Data records:
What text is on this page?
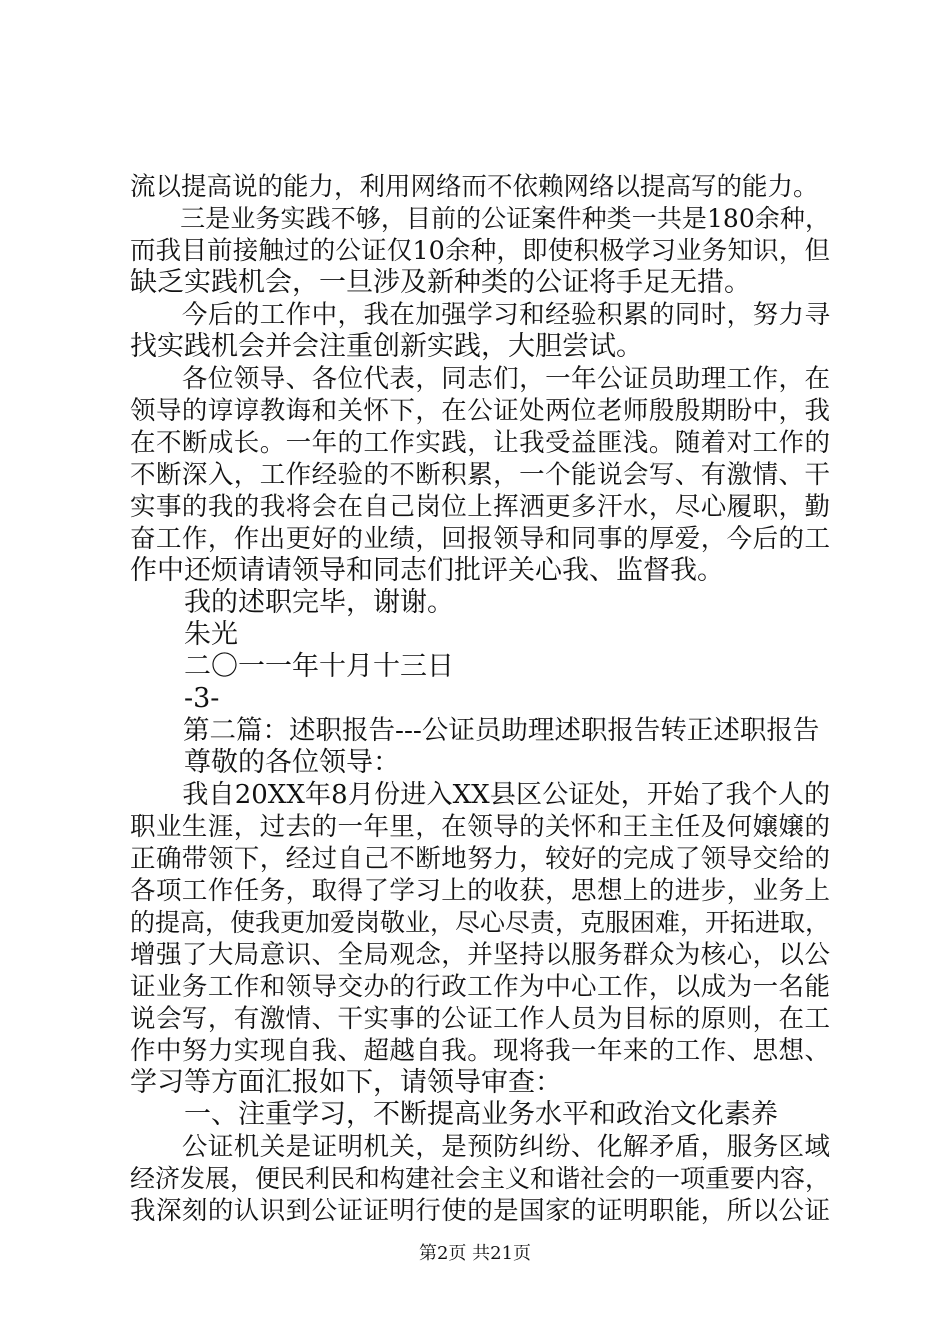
流以提高说的能力，利用网络而不依赖网络以提高写的能力。
　　三是业务实践不够，目前的公证案件种类一共是180余种，
而我目前接触过的公证仅10余种，即使积极学习业务知识，但
缺乏实践机会，一旦涉及新种类的公证将手足无措。
　　今后的工作中，我在加强学习和经验积累的同时，努力寻
找实践机会并会注重创新实践，大胆尝试。
　　各位领导、各位代表，同志们，一年公证员助理工作，在
领导的谆谆教诲和关怀下，在公证处两位老师殷殷期盼中，我
在不断成长。一年的工作实践，让我受益匪浅。随着对工作的
不断深入，工作经验的不断积累，一个能说会写、有激情、干
实事的我的我将会在自己岗位上挥洒更多汗水，尽心履职，勤
奋工作，作出更好的业绩，回报领导和同事的厚爱，今后的工
作中还烦请请领导和同志们批评关心我、监督我。
　　我的述职完毕，谢谢。
　　朱光
　　二〇一一年十月十三日
　　-3-
　　第二篇：述职报告---公证员助理述职报告转正述职报告
　　尊敬的各位领导：
　　我自20XX年8月份进入XX县区公证处，开始了我个人的
职业生涯，过去的一年里，在领导的关怀和王主任及何嬢嬢的
正确带领下，经过自己不断地努力，较好的完成了领导交给的
各项工作任务，取得了学习上的收获，思想上的进步，业务上
的提高，使我更加爱岗敬业，尽心尽责，克服困难，开拓进取，
增强了大局意识、全局观念，并坚持以服务群众为核心，以公
证业务工作和领导交办的行政工作为中心工作，以成为一名能
说会写，有激情、干实事的公证工作人员为目标的原则，在工
作中努力实现自我、超越自我。现将我一年来的工作、思想、
学习等方面汇报如下，请领导审查：
　　一、注重学习，不断提高业务水平和政治文化素养
　　公证机关是证明机关，是预防纠纷、化解矛盾，服务区域
经济发展，便民利民和构建社会主义和谐社会的一项重要内容，
我深刻的认识到公证证明行使的是国家的证明职能，所以公证
第2页 共21页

[What needs to be done]
Take the listing above and restate it word for word, without its pictures.

[Result for this task]
What text is on this page?
流以提高说的能力，利用网络而不依赖网络以提高写的能力。
　　三是业务实践不够，目前的公证案件种类一共是180余种，
而我目前接触过的公证仅10余种，即使积极学习业务知识，但
缺乏实践机会，一旦涉及新种类的公证将手足无措。
　　今后的工作中，我在加强学习和经验积累的同时，努力寻
找实践机会并会注重创新实践，大胆尝试。
　　各位领导、各位代表，同志们，一年公证员助理工作，在
领导的谆谆教诲和关怀下，在公证处两位老师殷殷期盼中，我
在不断成长。一年的工作实践，让我受益匪浅。随着对工作的
不断深入，工作经验的不断积累，一个能说会写、有激情、干
实事的我的我将会在自己岗位上挥洒更多汗水，尽心履职，勤
奋工作，作出更好的业绩，回报领导和同事的厚爱，今后的工
作中还烦请请领导和同志们批评关心我、监督我。
　　我的述职完毕，谢谢。
　　朱光
　　二〇一一年十月十三日
　　-3-
　　第二篇：述职报告---公证员助理述职报告转正述职报告
　　尊敬的各位领导：
　　我自20XX年8月份进入XX县区公证处，开始了我个人的
职业生涯，过去的一年里，在领导的关怀和王主任及何嬢嬢的
正确带领下，经过自己不断地努力，较好的完成了领导交给的
各项工作任务，取得了学习上的收获，思想上的进步，业务上
的提高，使我更加爱岗敬业，尽心尽责，克服困难，开拓进取，
增强了大局意识、全局观念，并坚持以服务群众为核心，以公
证业务工作和领导交办的行政工作为中心工作，以成为一名能
说会写，有激情、干实事的公证工作人员为目标的原则，在工
作中努力实现自我、超越自我。现将我一年来的工作、思想、
学习等方面汇报如下，请领导审查：
　　一、注重学习，不断提高业务水平和政治文化素养
　　公证机关是证明机关，是预防纠纷、化解矛盾，服务区域
经济发展，便民利民和构建社会主义和谐社会的一项重要内容，
我深刻的认识到公证证明行使的是国家的证明职能，所以公证
第2页 共21页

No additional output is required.